DIRECTIONS FOR THIS TASK >> Pull out every line of the listing below where "Canada" appears.

RECORD LIST >>
==================================================

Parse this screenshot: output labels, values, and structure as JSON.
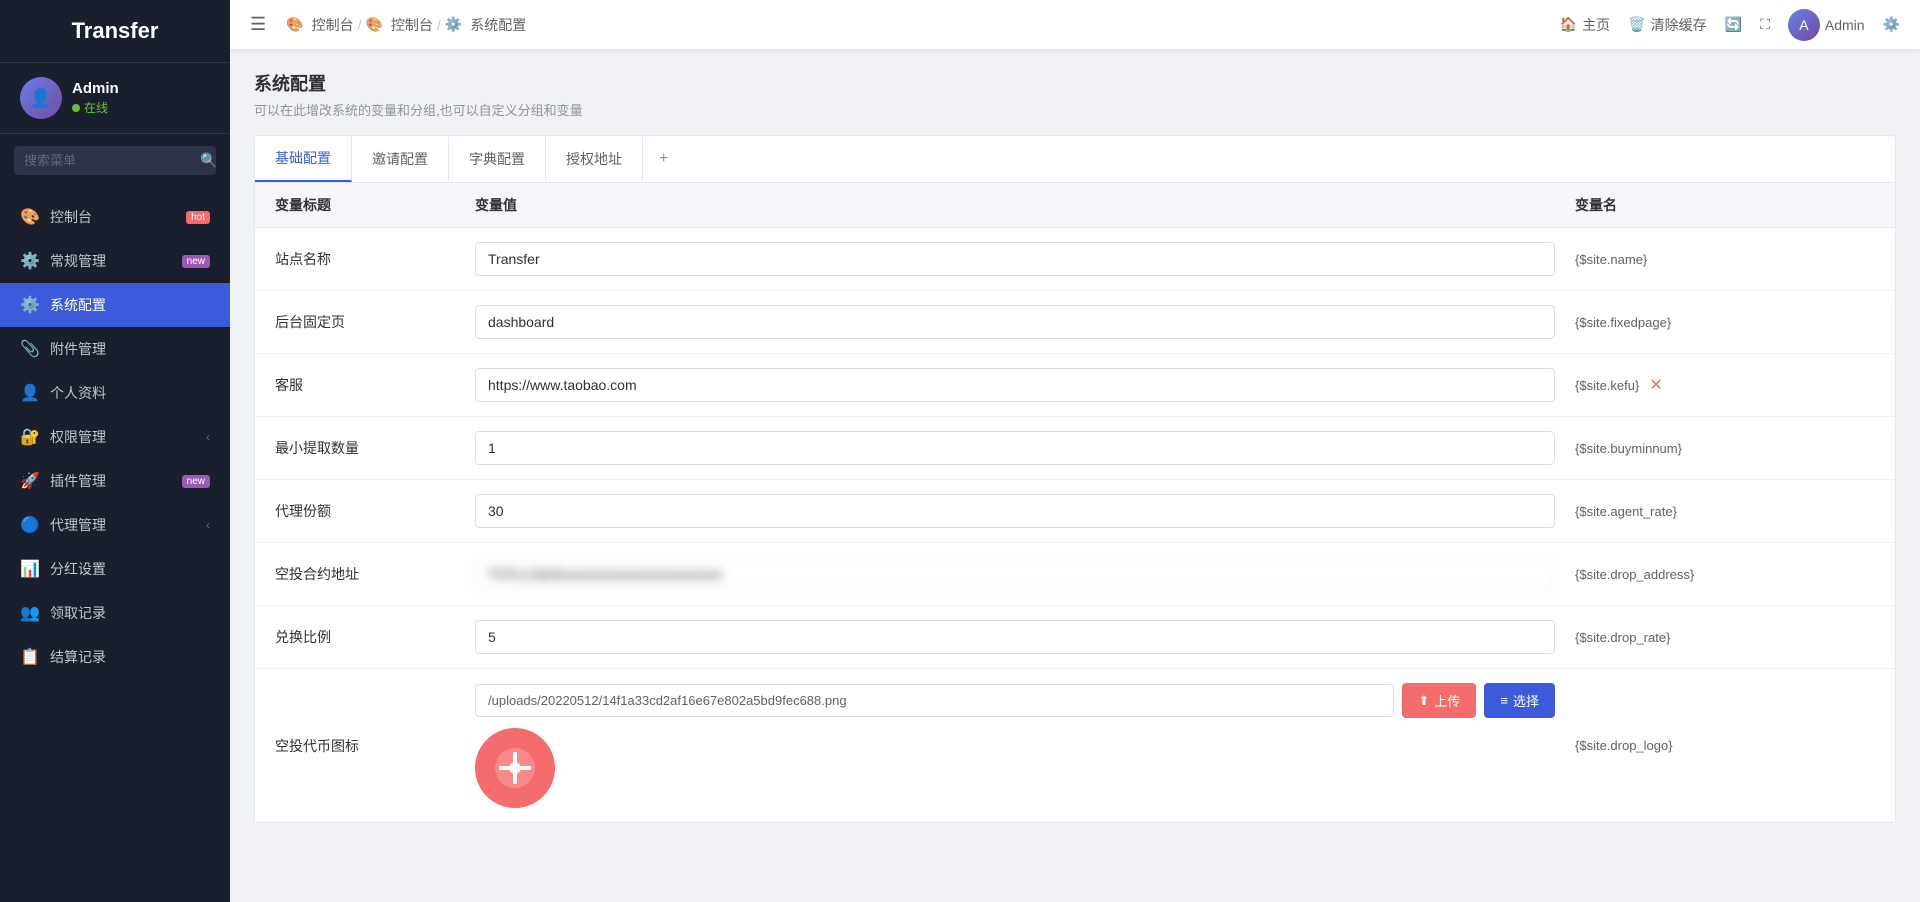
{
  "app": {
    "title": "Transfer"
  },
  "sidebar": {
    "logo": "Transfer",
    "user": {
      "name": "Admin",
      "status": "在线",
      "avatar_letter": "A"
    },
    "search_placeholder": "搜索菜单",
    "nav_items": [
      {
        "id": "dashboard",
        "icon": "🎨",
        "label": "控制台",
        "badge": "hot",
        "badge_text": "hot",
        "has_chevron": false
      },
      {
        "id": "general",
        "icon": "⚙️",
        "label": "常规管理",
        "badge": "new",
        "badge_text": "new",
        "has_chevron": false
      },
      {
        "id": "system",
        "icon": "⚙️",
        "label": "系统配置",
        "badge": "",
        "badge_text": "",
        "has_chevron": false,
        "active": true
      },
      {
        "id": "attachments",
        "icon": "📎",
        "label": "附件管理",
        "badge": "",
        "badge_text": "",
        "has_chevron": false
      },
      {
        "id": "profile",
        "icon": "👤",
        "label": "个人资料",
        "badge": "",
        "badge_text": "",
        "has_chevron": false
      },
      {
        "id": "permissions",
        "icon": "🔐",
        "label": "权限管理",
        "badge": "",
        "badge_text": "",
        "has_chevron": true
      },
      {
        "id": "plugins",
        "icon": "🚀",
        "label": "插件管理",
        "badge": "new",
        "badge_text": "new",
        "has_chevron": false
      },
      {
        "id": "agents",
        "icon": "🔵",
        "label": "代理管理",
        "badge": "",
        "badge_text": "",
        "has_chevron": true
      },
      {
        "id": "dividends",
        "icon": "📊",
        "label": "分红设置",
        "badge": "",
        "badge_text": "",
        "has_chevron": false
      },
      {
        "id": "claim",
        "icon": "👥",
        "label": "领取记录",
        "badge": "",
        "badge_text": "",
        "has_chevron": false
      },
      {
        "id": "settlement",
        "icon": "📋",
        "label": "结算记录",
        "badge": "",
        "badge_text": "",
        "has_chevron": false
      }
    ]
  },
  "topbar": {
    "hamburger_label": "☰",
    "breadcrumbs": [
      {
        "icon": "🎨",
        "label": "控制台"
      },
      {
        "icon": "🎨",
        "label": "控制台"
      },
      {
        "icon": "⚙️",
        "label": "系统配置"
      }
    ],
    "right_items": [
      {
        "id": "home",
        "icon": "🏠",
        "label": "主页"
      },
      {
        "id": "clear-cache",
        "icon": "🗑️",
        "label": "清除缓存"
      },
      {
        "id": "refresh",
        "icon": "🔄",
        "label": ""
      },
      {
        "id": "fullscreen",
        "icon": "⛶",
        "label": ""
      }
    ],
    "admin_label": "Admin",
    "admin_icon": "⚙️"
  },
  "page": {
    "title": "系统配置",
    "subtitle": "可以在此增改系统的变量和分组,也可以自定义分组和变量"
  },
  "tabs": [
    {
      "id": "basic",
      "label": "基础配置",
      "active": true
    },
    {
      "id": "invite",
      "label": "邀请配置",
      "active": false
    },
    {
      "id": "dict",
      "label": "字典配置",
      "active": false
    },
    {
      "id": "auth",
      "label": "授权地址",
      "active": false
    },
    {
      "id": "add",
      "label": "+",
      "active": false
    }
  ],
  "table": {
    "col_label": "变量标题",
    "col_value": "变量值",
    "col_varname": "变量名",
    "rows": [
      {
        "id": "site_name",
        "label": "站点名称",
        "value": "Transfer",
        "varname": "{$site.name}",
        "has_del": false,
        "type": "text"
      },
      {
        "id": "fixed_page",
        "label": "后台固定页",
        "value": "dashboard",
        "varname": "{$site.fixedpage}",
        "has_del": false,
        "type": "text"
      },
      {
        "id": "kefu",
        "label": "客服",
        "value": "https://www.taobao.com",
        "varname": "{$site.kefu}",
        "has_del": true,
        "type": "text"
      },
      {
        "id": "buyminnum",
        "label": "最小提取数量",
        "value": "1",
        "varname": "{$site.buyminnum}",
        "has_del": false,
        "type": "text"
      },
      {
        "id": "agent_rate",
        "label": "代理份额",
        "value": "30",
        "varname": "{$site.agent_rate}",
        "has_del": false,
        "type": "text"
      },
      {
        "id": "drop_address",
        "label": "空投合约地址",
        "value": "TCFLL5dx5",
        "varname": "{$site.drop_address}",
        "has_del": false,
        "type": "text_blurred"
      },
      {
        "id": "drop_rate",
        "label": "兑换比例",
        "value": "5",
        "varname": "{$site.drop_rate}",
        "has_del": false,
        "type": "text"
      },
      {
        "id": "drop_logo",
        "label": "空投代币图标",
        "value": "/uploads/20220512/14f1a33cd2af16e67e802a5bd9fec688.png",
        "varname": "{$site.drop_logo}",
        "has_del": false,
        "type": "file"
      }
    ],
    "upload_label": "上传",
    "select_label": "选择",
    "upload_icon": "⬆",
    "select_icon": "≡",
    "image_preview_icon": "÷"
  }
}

==================================================

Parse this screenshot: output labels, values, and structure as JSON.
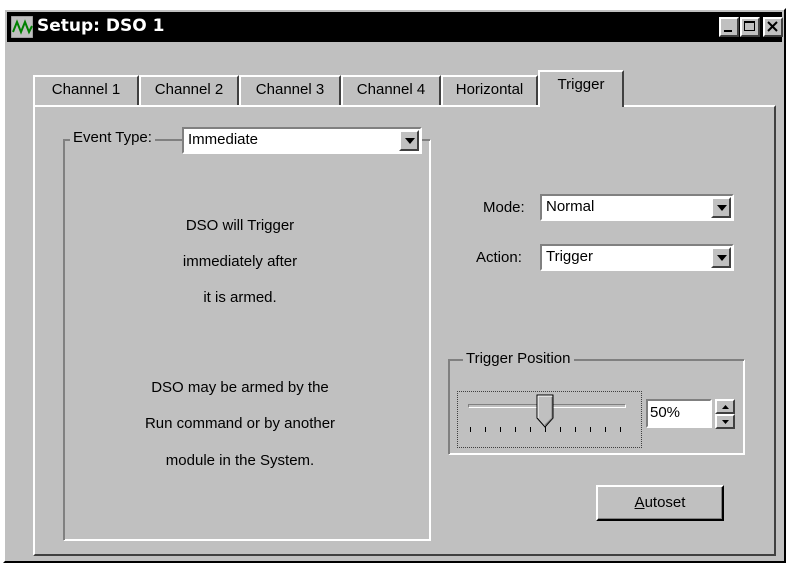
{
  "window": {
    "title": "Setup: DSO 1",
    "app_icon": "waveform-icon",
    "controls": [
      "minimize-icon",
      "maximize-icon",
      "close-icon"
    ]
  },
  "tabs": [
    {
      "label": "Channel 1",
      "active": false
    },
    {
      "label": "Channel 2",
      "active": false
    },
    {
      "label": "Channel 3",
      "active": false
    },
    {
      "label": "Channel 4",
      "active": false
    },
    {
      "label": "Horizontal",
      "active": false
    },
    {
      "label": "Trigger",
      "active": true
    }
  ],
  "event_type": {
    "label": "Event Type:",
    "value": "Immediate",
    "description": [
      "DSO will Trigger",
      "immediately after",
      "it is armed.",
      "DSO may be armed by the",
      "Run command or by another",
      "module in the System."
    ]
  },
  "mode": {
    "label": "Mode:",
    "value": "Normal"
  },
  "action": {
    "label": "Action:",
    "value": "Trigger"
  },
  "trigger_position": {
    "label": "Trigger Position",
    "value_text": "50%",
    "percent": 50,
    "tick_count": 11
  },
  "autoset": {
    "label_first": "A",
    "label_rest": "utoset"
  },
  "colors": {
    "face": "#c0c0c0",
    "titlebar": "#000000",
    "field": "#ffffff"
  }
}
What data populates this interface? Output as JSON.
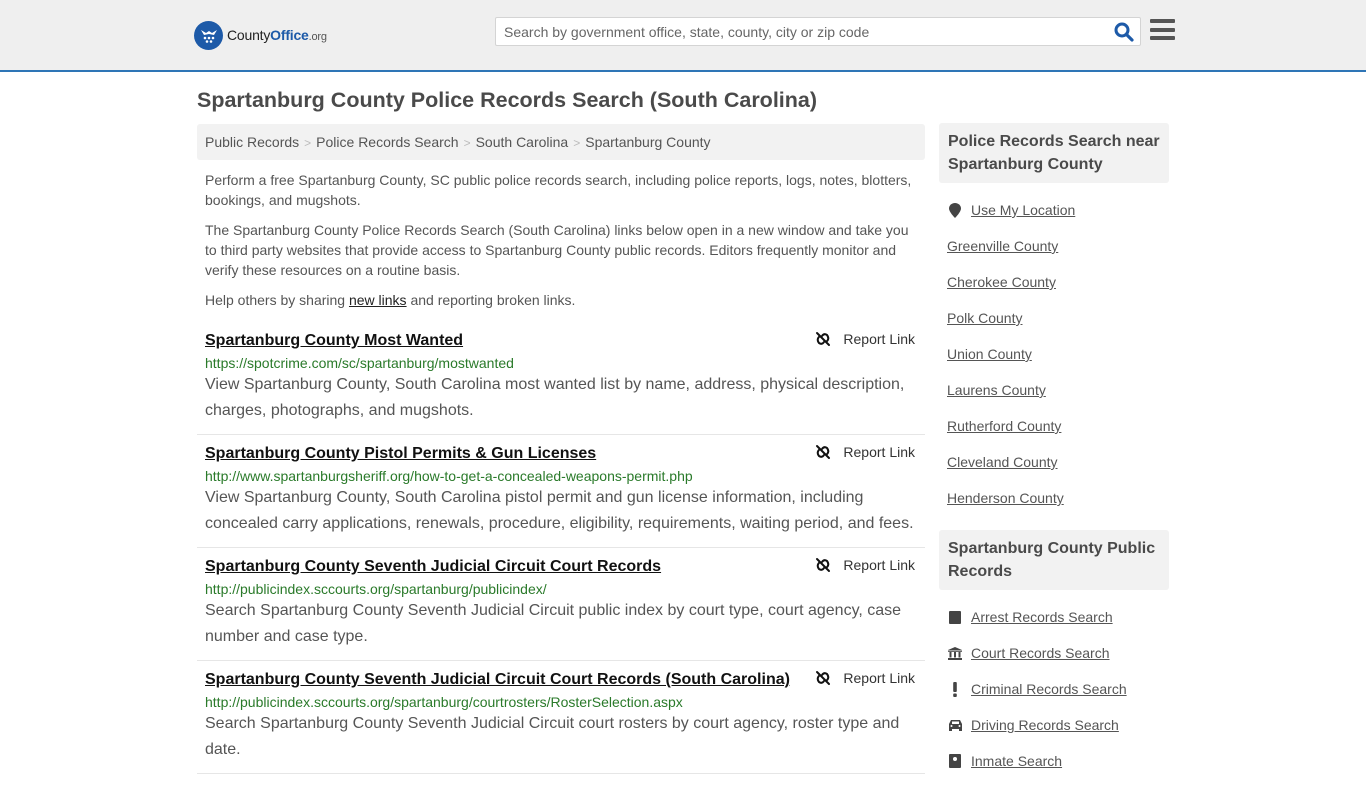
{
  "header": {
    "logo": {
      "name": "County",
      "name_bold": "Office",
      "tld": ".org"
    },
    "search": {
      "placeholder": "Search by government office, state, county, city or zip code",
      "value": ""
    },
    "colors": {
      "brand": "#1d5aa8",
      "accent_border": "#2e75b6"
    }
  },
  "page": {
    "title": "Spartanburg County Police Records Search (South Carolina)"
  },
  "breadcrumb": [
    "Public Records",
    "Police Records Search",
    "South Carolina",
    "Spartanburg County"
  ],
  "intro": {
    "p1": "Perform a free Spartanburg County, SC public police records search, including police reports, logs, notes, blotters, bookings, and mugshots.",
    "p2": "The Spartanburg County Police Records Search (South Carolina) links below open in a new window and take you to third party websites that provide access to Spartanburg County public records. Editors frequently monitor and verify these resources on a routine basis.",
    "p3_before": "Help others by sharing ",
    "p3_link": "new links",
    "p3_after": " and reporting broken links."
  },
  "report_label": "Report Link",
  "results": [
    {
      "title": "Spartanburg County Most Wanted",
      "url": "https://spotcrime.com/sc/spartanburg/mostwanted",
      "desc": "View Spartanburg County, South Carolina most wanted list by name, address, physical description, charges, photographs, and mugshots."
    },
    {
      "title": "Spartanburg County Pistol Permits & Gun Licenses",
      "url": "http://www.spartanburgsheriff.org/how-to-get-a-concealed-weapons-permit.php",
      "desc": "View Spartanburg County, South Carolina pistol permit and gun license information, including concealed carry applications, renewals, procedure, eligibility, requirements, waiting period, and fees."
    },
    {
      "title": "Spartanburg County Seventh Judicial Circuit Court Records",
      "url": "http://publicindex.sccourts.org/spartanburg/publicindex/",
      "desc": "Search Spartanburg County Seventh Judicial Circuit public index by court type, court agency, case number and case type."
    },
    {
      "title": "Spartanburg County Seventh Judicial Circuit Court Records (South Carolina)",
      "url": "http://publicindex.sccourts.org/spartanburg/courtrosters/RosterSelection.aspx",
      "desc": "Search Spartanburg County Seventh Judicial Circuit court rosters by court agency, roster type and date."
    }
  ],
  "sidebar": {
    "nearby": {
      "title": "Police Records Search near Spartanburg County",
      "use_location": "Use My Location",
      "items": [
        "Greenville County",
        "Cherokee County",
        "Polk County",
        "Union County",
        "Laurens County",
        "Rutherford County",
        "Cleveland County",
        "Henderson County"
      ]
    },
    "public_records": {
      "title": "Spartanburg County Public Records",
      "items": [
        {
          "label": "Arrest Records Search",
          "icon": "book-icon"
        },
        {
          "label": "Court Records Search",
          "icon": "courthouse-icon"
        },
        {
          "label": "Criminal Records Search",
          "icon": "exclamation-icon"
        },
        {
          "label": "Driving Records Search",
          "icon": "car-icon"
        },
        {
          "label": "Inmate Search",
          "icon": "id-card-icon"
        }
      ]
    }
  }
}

==================================================

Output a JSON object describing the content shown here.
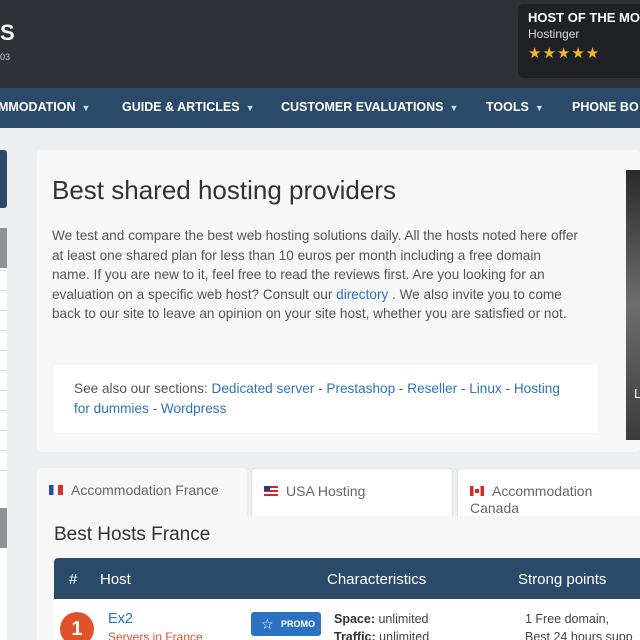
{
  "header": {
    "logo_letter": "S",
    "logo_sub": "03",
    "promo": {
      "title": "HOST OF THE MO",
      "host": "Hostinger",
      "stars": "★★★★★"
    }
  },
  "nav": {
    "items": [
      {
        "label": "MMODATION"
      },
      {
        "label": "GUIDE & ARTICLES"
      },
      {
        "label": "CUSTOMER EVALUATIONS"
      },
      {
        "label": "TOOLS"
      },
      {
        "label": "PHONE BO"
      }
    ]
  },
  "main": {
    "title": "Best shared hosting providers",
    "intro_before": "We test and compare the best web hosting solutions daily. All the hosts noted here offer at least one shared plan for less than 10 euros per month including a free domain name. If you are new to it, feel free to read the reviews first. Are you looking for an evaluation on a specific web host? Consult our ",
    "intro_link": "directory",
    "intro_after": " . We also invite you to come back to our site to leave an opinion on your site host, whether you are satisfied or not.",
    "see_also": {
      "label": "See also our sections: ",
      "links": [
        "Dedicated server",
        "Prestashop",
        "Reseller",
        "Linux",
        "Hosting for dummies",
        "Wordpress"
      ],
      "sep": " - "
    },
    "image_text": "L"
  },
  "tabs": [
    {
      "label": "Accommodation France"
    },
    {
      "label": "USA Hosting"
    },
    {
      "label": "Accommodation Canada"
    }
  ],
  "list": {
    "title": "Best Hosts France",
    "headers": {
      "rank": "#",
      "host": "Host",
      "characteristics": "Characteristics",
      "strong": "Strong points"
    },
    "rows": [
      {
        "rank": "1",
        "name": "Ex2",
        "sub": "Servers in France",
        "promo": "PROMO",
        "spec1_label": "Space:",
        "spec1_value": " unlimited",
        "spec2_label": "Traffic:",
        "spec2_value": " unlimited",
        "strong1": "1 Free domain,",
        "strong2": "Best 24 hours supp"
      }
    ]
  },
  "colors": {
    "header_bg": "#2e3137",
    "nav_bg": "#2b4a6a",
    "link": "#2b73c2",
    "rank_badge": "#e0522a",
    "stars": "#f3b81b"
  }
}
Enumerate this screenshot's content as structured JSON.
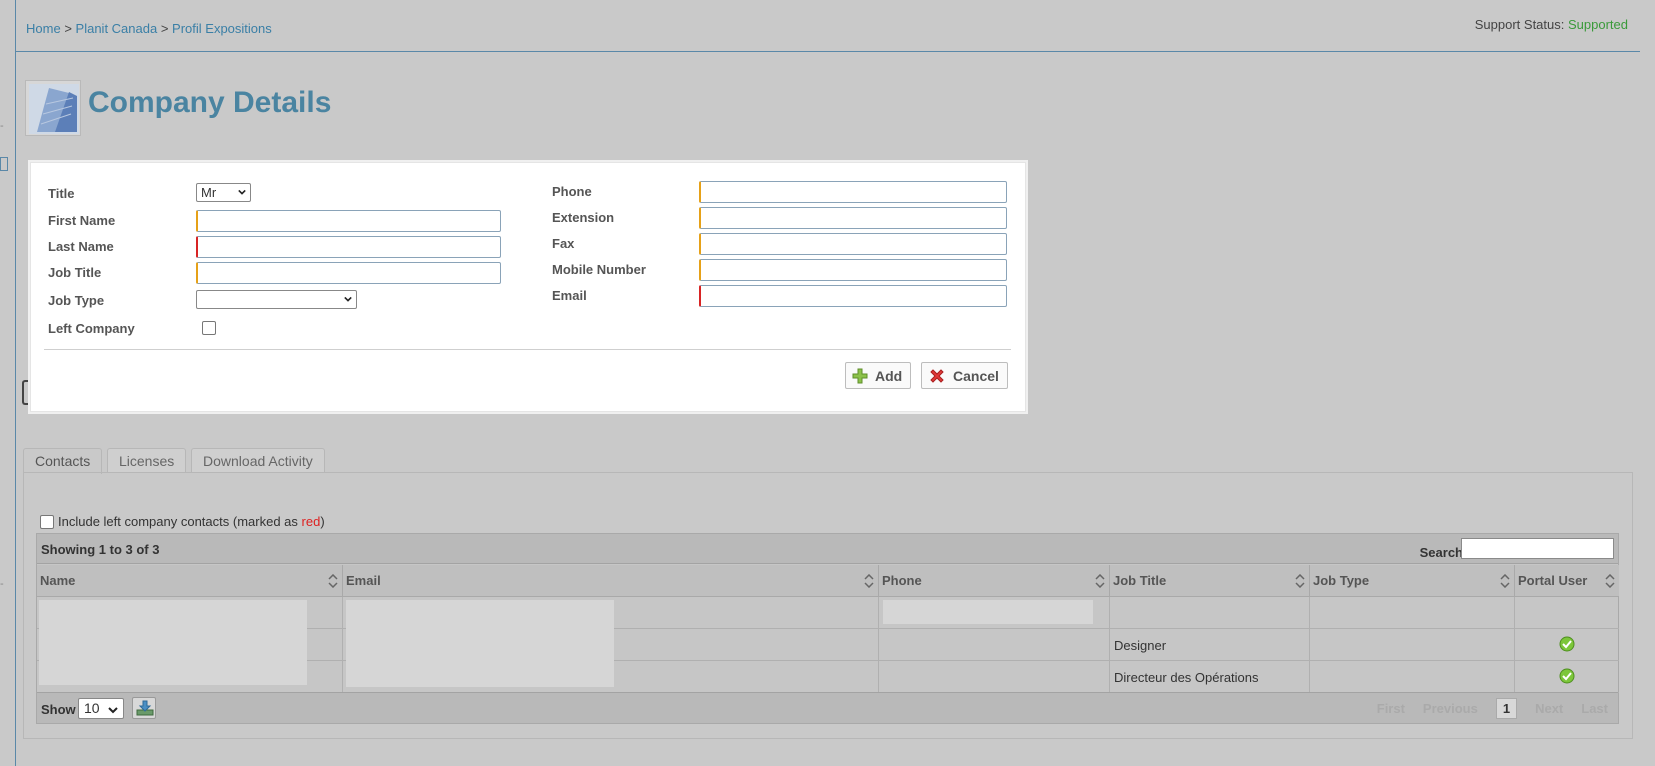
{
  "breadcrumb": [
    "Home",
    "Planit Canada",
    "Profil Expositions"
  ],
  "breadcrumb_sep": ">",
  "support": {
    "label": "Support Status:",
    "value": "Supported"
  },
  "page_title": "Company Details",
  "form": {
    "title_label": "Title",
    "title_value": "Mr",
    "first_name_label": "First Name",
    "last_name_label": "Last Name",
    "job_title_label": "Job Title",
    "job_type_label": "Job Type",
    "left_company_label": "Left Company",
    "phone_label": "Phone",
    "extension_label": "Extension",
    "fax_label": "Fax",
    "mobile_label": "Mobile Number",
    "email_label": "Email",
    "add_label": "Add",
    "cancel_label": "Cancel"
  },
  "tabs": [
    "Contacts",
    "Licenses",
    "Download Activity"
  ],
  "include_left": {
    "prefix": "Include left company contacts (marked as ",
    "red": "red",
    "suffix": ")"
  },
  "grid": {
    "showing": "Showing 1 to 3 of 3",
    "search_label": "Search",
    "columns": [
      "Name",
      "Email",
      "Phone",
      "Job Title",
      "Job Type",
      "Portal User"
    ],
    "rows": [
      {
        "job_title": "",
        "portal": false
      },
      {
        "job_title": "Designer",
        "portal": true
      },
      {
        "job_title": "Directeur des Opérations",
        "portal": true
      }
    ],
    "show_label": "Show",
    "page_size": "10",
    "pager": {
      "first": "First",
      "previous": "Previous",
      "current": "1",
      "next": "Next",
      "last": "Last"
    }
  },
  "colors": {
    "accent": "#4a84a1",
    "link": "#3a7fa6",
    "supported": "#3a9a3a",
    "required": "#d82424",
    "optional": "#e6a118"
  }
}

==================================================

WRITTEN ANSWER >>
      "label": "Accommodation Canada"
    "Planit Canada",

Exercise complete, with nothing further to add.